START DATA SHOWN
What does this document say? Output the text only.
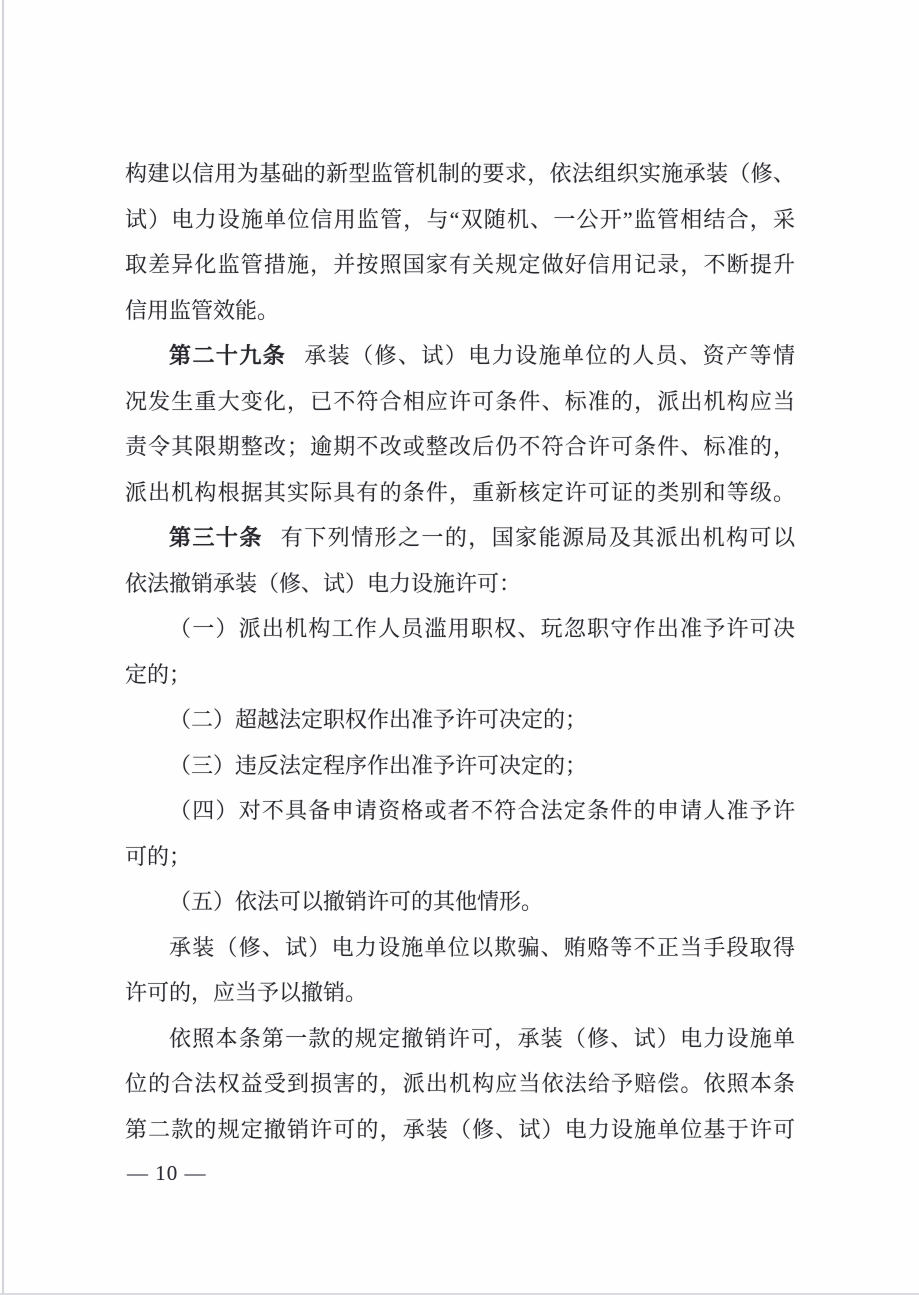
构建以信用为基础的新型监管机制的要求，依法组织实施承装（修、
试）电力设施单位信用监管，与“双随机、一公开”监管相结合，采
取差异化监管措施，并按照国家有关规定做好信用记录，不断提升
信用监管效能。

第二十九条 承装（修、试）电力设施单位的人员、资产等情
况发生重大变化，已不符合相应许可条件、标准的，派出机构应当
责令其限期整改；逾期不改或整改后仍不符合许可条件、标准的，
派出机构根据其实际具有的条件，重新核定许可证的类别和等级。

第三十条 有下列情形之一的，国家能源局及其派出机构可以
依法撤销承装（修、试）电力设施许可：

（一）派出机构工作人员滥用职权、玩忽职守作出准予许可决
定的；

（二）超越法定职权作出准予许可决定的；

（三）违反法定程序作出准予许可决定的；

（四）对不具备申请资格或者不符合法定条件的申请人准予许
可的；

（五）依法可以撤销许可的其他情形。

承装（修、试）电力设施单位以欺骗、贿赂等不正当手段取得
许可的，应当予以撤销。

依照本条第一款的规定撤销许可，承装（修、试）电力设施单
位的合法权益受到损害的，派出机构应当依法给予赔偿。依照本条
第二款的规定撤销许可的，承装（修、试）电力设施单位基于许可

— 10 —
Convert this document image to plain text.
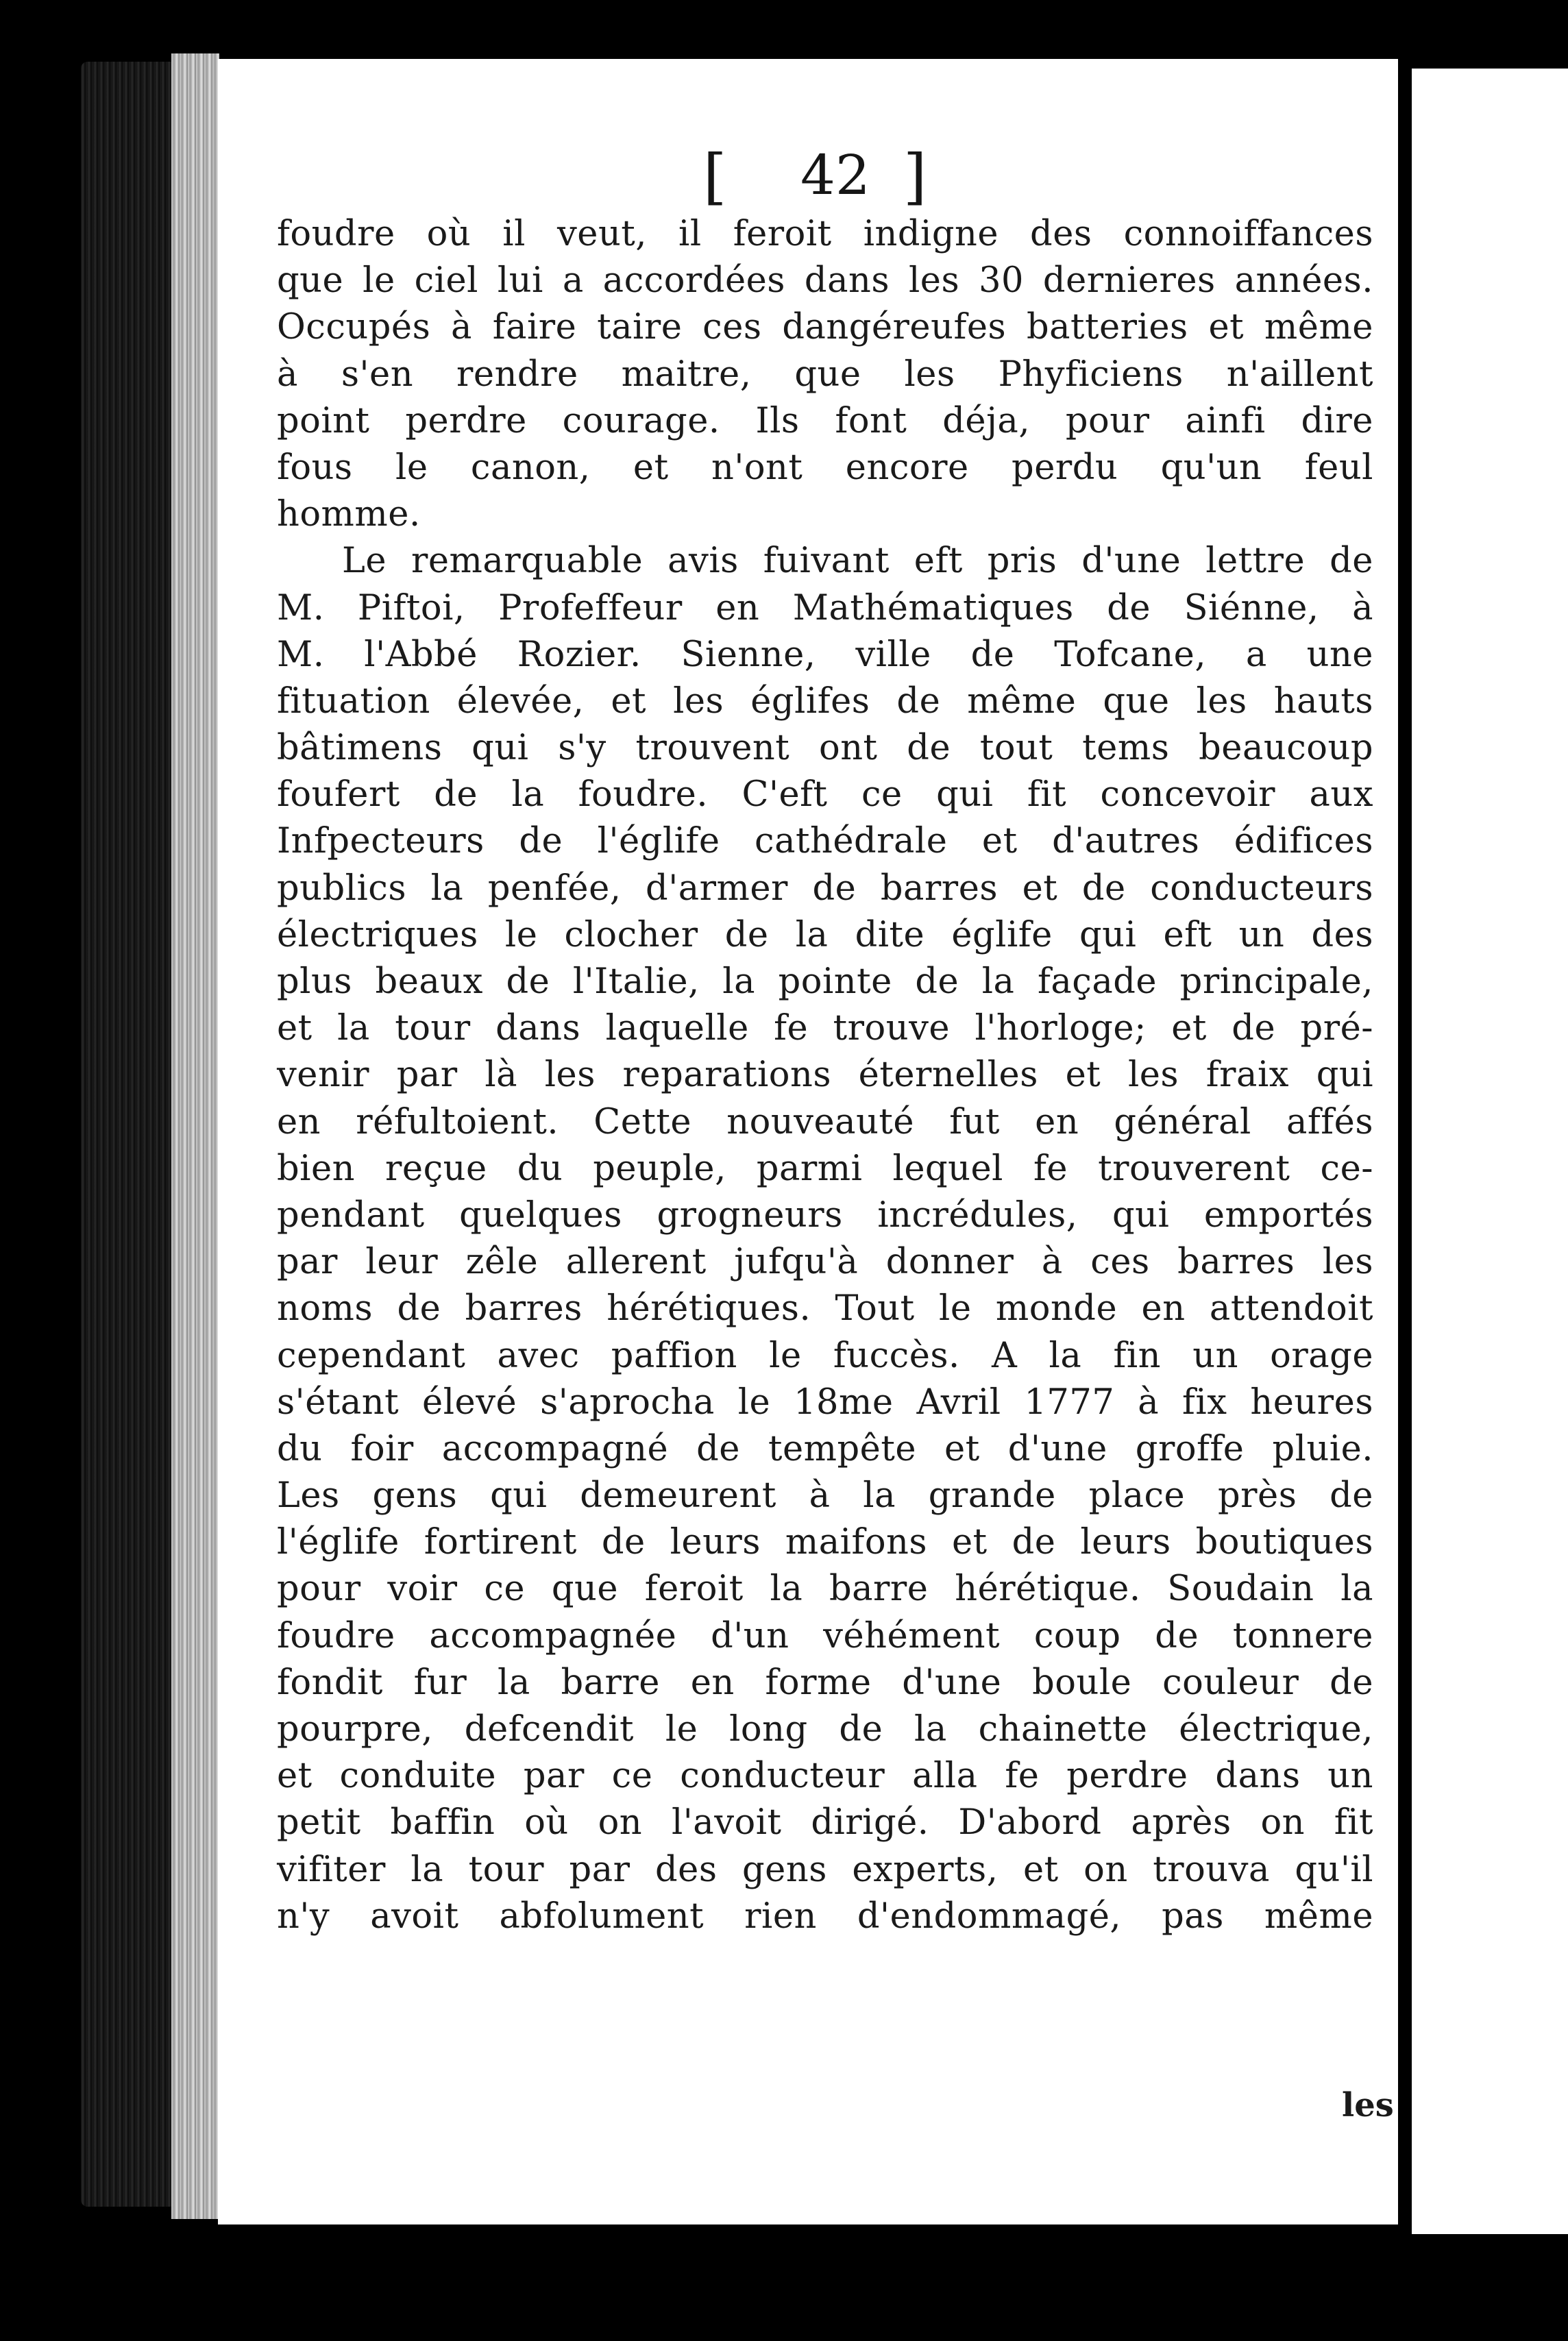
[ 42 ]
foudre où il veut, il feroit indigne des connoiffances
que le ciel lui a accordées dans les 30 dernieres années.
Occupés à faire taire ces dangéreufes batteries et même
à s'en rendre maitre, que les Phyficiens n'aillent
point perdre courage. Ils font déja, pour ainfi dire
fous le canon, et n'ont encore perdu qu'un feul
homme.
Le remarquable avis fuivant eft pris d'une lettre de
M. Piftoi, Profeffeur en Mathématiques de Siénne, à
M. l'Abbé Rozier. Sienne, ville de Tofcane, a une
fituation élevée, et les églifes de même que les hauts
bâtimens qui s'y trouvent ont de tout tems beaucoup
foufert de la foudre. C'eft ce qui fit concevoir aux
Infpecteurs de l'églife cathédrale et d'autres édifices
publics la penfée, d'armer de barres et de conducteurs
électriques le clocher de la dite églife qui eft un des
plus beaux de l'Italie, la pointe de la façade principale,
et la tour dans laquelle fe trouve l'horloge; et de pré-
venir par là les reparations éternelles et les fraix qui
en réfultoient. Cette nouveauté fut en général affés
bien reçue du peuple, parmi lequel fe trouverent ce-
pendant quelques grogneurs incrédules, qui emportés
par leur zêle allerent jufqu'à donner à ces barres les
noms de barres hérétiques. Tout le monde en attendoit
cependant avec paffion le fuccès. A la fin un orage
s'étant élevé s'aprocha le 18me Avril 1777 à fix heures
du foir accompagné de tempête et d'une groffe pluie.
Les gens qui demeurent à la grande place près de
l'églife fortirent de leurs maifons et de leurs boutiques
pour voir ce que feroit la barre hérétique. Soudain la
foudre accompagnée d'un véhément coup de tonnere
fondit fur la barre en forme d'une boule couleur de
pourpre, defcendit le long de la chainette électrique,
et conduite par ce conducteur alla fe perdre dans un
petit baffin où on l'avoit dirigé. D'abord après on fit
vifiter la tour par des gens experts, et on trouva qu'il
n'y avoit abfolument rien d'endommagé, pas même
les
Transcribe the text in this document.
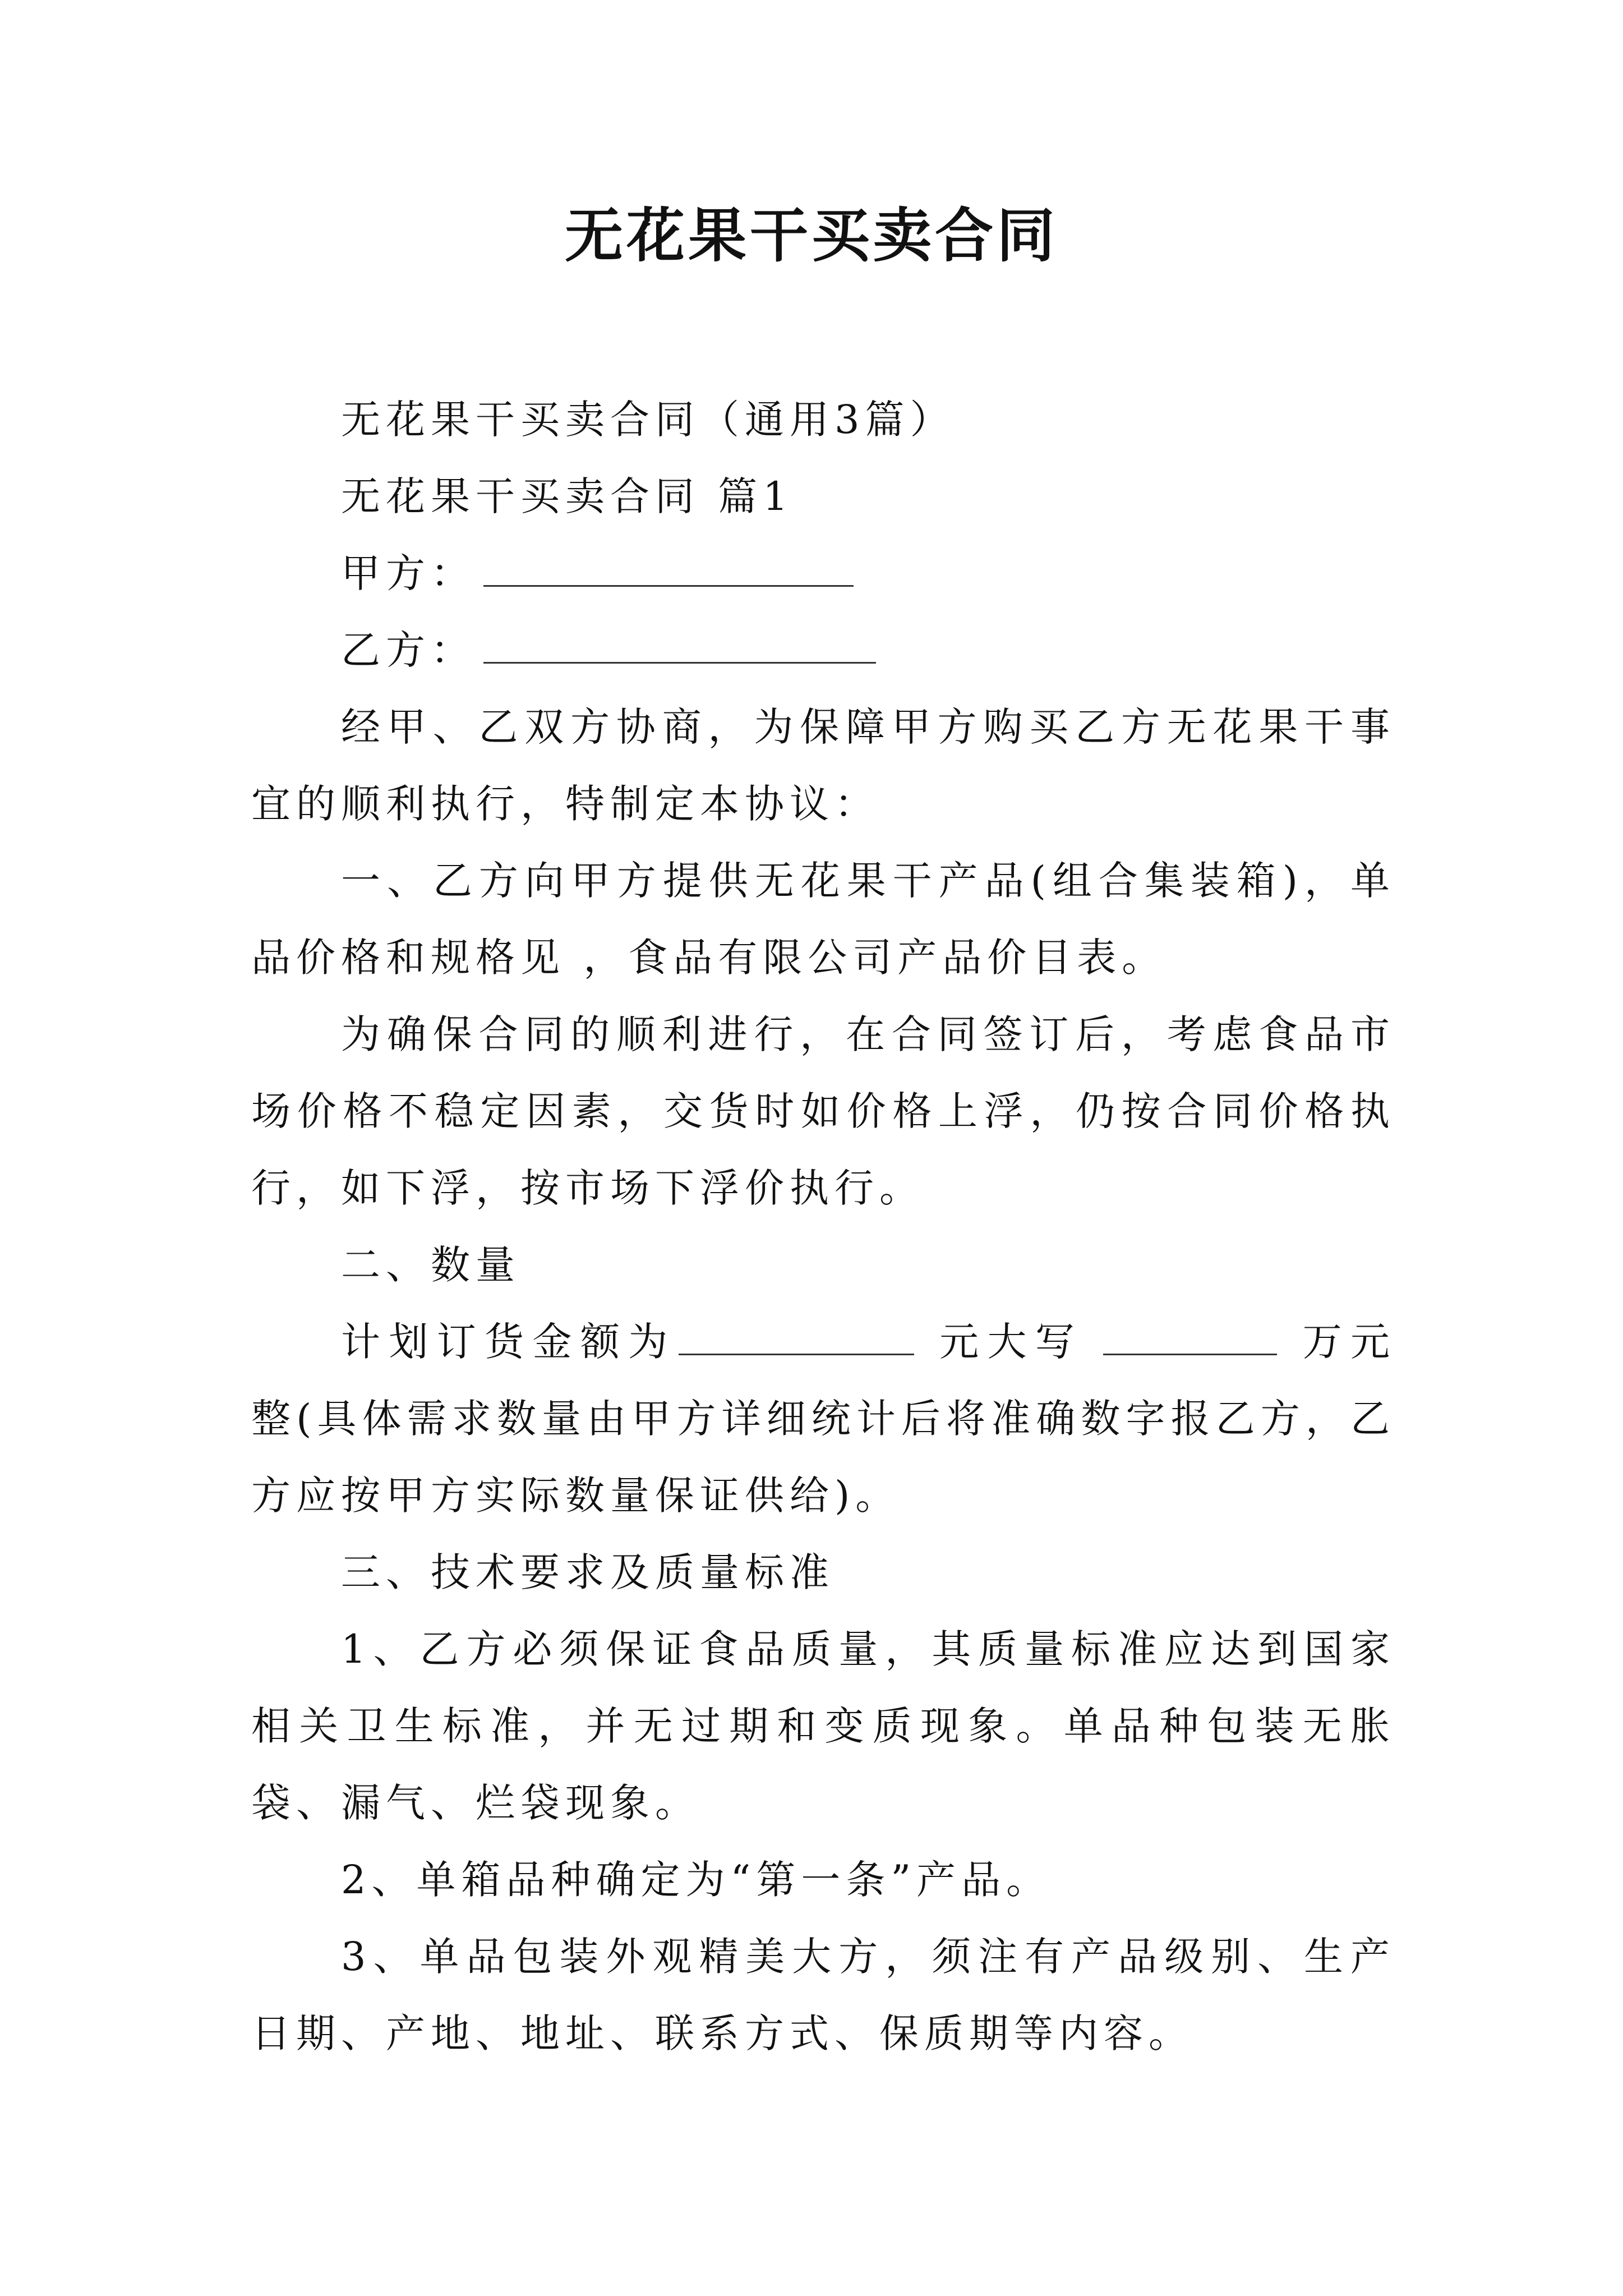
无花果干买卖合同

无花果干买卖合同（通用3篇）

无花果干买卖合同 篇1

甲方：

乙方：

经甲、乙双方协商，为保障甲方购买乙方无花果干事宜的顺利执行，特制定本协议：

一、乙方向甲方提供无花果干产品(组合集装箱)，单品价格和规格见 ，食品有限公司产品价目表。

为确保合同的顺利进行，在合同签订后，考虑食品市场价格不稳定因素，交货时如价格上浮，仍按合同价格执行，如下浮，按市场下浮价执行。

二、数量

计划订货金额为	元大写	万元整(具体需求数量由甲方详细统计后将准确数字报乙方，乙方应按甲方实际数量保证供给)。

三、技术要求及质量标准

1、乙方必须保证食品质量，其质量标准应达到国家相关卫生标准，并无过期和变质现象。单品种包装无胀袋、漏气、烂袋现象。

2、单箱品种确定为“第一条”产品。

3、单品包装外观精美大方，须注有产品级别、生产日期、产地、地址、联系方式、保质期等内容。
END DATA SHOWN
WHAT IS ASKED:
Give back, word for word, the lines from the line that contains "Transcribe the text in this document." through the last line of the records, with no pictures and nothing else.

FINAL RESULT:
Transcribe the text in this document.
无花果干买卖合同

无花果干买卖合同（通用3篇）

无花果干买卖合同 篇1

甲方：

乙方：

经甲、乙双方协商，为保障甲方购买乙方无花果干事宜的顺利执行，特制定本协议：

一、乙方向甲方提供无花果干产品(组合集装箱)，单品价格和规格见 ，食品有限公司产品价目表。

为确保合同的顺利进行，在合同签订后，考虑食品市场价格不稳定因素，交货时如价格上浮，仍按合同价格执行，如下浮，按市场下浮价执行。

二、数量

计划订货金额为	元大写	万元整(具体需求数量由甲方详细统计后将准确数字报乙方，乙方应按甲方实际数量保证供给)。

三、技术要求及质量标准

1、乙方必须保证食品质量，其质量标准应达到国家相关卫生标准，并无过期和变质现象。单品种包装无胀袋、漏气、烂袋现象。

2、单箱品种确定为“第一条”产品。

3、单品包装外观精美大方，须注有产品级别、生产日期、产地、地址、联系方式、保质期等内容。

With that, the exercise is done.